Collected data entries
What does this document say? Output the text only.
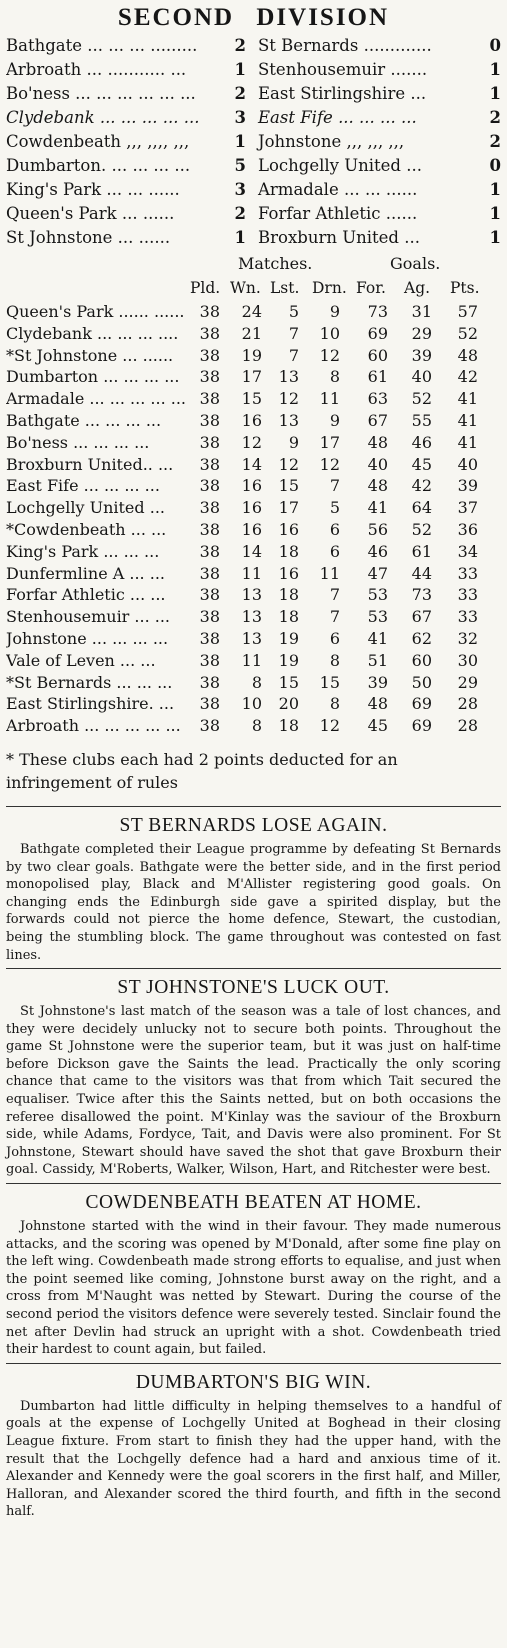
SECOND DIVISION
Bathgate ... ... ... .........	2 St Bernards .............	0
Arbroath ... ........... ...	1 Stenhousemuir .......	1
Bo'ness ... ... ... ... ... ...	2 East Stirlingshire ...	1
Clydebank ... ... ... ... ...	3 East Fife ... ... ... ...	2
Cowdenbeath ,,, ,,,, ,,,	1 Johnstone ,,, ,,, ,,,	2
Dumbarton. ... ... ... ...	5 Lochgelly United ...	0
King's Park ... ... ......	3 Armadale ... ... ......	1
Queen's Park ... ......	2 Forfar Athletic ......	1
St Johnstone ... ......	1 Broxburn United ...	1
Matches.	Goals.
Pld. Wn. Lst. Drn. For. Ag. Pts.
Queen's Park ...... ...... 38	24	5	9	73	31	57
Clydebank ... ... ... ....	38	21	7	10	69	29	52
*St Johnstone ... ......	38	19	7	12	60	39	48
Dumbarton ... ... ... ...	38	17	13	8	61	40	42
Armadale ... ... ... ... ... 38	15	12	11	63	52	41
Bathgate ... ... ... ...	38	16	13	9	67	55	41
Bo'ness ... ... ... ...	38	12	9	17	48	46	41
Broxburn United.. ...	38	14	12	12	40	45	40
East Fife ... ... ... ...	38	16	15	7	48	42	39
Lochgelly United ...	38	16	17	5	41	64	37
*Cowdenbeath ... ...	38	16	16	6	56	52	36
King's Park ... ... ...	38	14	18	6	46	61	34
Dunfermline A ... ...	38	11	16	11	47	44	33
Forfar Athletic ... ...	38	13	18	7	53	73	33
Stenhousemuir ... ...	38	13	18	7	53	67	33
Johnstone ... ... ... ...	38	13	19	6	41	62	32
Vale of Leven ... ...	38	11	19	8	51	60	30
*St Bernards ... ... ...	38	8	15	15	39	50	29
East Stirlingshire. ...	38	10	20	8	48	69	28
Arbroath ... ... ... ... ...	38	8	18	12	45	69	28
* These clubs each had 2 points deducted for an infringement of rules
ST BERNARDS LOSE AGAIN.

Bathgate completed their League programme by defeating St Bernards by two clear goals. Bathgate were the better side, and in the first period monopolised play, Black and M'Allister registering good goals. On changing ends the Edinburgh side gave a spirited display, but the forwards could not pierce the home defence, Stewart, the custodian, being the stumbling block. The game throughout was contested on fast lines.

ST JOHNSTONE'S LUCK OUT.

St Johnstone's last match of the season was a tale of lost chances, and they were decidely unlucky not to secure both points. Throughout the game St Johnstone were the superior team, but it was just on half-time before Dickson gave the Saints the lead. Practically the only scoring chance that came to the visitors was that from which Tait secured the equaliser. Twice after this the Saints netted, but on both occasions the referee disallowed the point. M'Kinlay was the saviour of the Broxburn side, while Adams, Fordyce, Tait, and Davis were also prominent. For St Johnstone, Stewart should have saved the shot that gave Broxburn their goal. Cassidy, M'Roberts, Walker, Wilson, Hart, and Ritchester were best.

COWDENBEATH BEATEN AT HOME.

Johnstone started with the wind in their favour. They made numerous attacks, and the scoring was opened by M'Donald, after some fine play on the left wing. Cowdenbeath made strong efforts to equalise, and just when the point seemed like coming, Johnstone burst away on the right, and a cross from M'Naught was netted by Stewart. During the course of the second period the visitors defence were severely tested. Sinclair found the net after Devlin had struck an upright with a shot. Cowdenbeath tried their hardest to count again, but failed.

DUMBARTON'S BIG WIN.

Dumbarton had little difficulty in helping themselves to a handful of goals at the expense of Lochgelly United at Boghead in their closing League fixture. From start to finish they had the upper hand, with the result that the Lochgelly defence had a hard and anxious time of it. Alexander and Kennedy were the goal scorers in the first half, and Miller, Halloran, and Alexander scored the third fourth, and fifth in the second half.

• [AIM OF THE TASK] Restate each entry word for word, please, but drop any images it holds.

• [ANSWER TO THE PROBLEM]
What does this document say? Output the text only.
SECOND DIVISION
Bathgate ... ... ... .........	2 St Bernards .............	0
Arbroath ... ........... ...	1 Stenhousemuir .......	1
Bo'ness ... ... ... ... ... ...	2 East Stirlingshire ...	1
Clydebank ... ... ... ... ...	3 East Fife ... ... ... ...	2
Cowdenbeath ,,, ,,,, ,,,	1 Johnstone ,,, ,,, ,,,	2
Dumbarton. ... ... ... ...	5 Lochgelly United ...	0
King's Park ... ... ......	3 Armadale ... ... ......	1
Queen's Park ... ......	2 Forfar Athletic ......	1
St Johnstone ... ......	1 Broxburn United ...	1
Matches.	Goals.
Pld. Wn. Lst. Drn. For. Ag. Pts.
Queen's Park ...... ...... 38	24	5	9	73	31	57
Clydebank ... ... ... ....	38	21	7	10	69	29	52
*St Johnstone ... ......	38	19	7	12	60	39	48
Dumbarton ... ... ... ...	38	17	13	8	61	40	42
Armadale ... ... ... ... ... 38	15	12	11	63	52	41
Bathgate ... ... ... ...	38	16	13	9	67	55	41
Bo'ness ... ... ... ...	38	12	9	17	48	46	41
Broxburn United.. ...	38	14	12	12	40	45	40
East Fife ... ... ... ...	38	16	15	7	48	42	39
Lochgelly United ...	38	16	17	5	41	64	37
*Cowdenbeath ... ...	38	16	16	6	56	52	36
King's Park ... ... ...	38	14	18	6	46	61	34
Dunfermline A ... ...	38	11	16	11	47	44	33
Forfar Athletic ... ...	38	13	18	7	53	73	33
Stenhousemuir ... ...	38	13	18	7	53	67	33
Johnstone ... ... ... ...	38	13	19	6	41	62	32
Vale of Leven ... ...	38	11	19	8	51	60	30
*St Bernards ... ... ...	38	8	15	15	39	50	29
East Stirlingshire. ...	38	10	20	8	48	69	28
Arbroath ... ... ... ... ...	38	8	18	12	45	69	28
* These clubs each had 2 points deducted for an infringement of rules
ST BERNARDS LOSE AGAIN.

Bathgate completed their League programme by defeating St Bernards by two clear goals. Bathgate were the better side, and in the first period monopolised play, Black and M'Allister registering good goals. On changing ends the Edinburgh side gave a spirited display, but the forwards could not pierce the home defence, Stewart, the custodian, being the stumbling block. The game throughout was contested on fast lines.

ST JOHNSTONE'S LUCK OUT.

St Johnstone's last match of the season was a tale of lost chances, and they were decidely unlucky not to secure both points. Throughout the game St Johnstone were the superior team, but it was just on half-time before Dickson gave the Saints the lead. Practically the only scoring chance that came to the visitors was that from which Tait secured the equaliser. Twice after this the Saints netted, but on both occasions the referee disallowed the point. M'Kinlay was the saviour of the Broxburn side, while Adams, Fordyce, Tait, and Davis were also prominent. For St Johnstone, Stewart should have saved the shot that gave Broxburn their goal. Cassidy, M'Roberts, Walker, Wilson, Hart, and Ritchester were best.

COWDENBEATH BEATEN AT HOME.

Johnstone started with the wind in their favour. They made numerous attacks, and the scoring was opened by M'Donald, after some fine play on the left wing. Cowdenbeath made strong efforts to equalise, and just when the point seemed like coming, Johnstone burst away on the right, and a cross from M'Naught was netted by Stewart. During the course of the second period the visitors defence were severely tested. Sinclair found the net after Devlin had struck an upright with a shot. Cowdenbeath tried their hardest to count again, but failed.

DUMBARTON'S BIG WIN.

Dumbarton had little difficulty in helping themselves to a handful of goals at the expense of Lochgelly United at Boghead in their closing League fixture. From start to finish they had the upper hand, with the result that the Lochgelly defence had a hard and anxious time of it. Alexander and Kennedy were the goal scorers in the first half, and Miller, Halloran, and Alexander scored the third fourth, and fifth in the second half.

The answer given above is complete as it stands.